DIRECTION
Copy each line below in which the string "this" occurs.
** start **
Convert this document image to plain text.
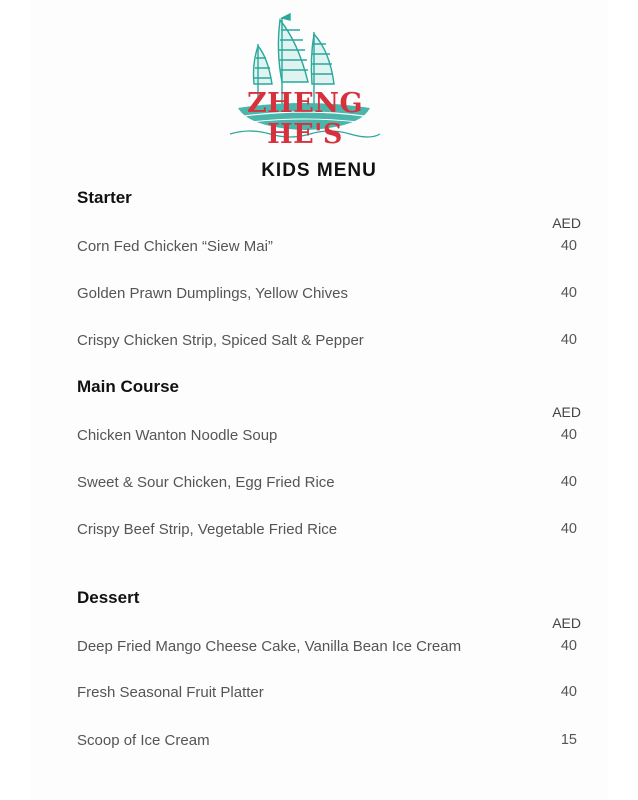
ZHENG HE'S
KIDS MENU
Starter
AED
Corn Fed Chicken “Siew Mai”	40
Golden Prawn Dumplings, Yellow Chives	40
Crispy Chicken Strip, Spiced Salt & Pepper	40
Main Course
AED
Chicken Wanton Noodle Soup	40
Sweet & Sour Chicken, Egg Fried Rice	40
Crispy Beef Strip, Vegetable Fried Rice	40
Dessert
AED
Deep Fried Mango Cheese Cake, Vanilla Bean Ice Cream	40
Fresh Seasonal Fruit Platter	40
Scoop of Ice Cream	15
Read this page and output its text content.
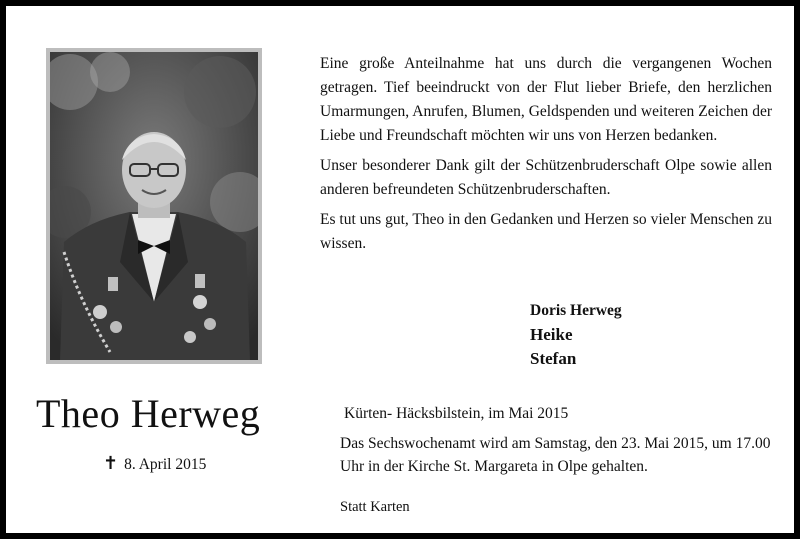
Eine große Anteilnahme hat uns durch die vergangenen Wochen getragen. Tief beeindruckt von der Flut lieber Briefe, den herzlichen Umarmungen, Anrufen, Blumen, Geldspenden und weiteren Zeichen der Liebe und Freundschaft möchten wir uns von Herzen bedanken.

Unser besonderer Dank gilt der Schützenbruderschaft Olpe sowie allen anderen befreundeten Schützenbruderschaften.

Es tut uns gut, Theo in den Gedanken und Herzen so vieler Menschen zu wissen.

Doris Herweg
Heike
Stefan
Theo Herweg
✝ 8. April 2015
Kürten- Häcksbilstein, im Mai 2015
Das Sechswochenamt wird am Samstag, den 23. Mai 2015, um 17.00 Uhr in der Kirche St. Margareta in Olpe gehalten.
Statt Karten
** end **
SOLUTION
Convert this document image to plain text.
Read this page and output its text content.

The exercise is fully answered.